Exercise task | Reproduce this listing in full.

-- Start of Exercise material --

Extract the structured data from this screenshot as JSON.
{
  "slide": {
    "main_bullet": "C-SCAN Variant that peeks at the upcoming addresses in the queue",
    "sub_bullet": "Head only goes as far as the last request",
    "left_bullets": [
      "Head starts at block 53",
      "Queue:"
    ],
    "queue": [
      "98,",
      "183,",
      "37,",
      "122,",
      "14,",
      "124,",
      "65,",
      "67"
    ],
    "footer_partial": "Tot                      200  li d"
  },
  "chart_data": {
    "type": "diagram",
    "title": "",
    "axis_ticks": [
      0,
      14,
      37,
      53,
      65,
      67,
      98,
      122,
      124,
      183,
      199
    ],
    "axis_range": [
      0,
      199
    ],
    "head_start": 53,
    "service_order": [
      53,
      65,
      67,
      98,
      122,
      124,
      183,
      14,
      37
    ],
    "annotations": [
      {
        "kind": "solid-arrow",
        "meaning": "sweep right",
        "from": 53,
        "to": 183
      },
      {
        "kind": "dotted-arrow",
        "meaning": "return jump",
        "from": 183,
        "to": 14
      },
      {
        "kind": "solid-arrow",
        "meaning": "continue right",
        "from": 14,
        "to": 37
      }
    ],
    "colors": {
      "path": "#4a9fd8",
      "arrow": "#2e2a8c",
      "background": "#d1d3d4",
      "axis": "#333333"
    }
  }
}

-- End of Exercise material --

Answer for the task |
Extract the structured data from this screenshot as JSON.
{
  "slide": {
    "main_bullet": "C-SCAN Variant that peeks at the upcoming addresses in the queue",
    "sub_bullet": "Head only goes as far as the last request",
    "left_bullets": [
      "Head starts at block 53",
      "Queue:"
    ],
    "queue": [
      "98,",
      "183,",
      "37,",
      "122,",
      "14,",
      "124,",
      "65,",
      "67"
    ],
    "footer_partial": "Tot                      200  li d"
  },
  "chart_data": {
    "type": "diagram",
    "title": "",
    "axis_ticks": [
      0,
      14,
      37,
      53,
      65,
      67,
      98,
      122,
      124,
      183,
      199
    ],
    "axis_range": [
      0,
      199
    ],
    "head_start": 53,
    "service_order": [
      53,
      65,
      67,
      98,
      122,
      124,
      183,
      14,
      37
    ],
    "annotations": [
      {
        "kind": "solid-arrow",
        "meaning": "sweep right",
        "from": 53,
        "to": 183
      },
      {
        "kind": "dotted-arrow",
        "meaning": "return jump",
        "from": 183,
        "to": 14
      },
      {
        "kind": "solid-arrow",
        "meaning": "continue right",
        "from": 14,
        "to": 37
      }
    ],
    "colors": {
      "path": "#4a9fd8",
      "arrow": "#2e2a8c",
      "background": "#d1d3d4",
      "axis": "#333333"
    }
  }
}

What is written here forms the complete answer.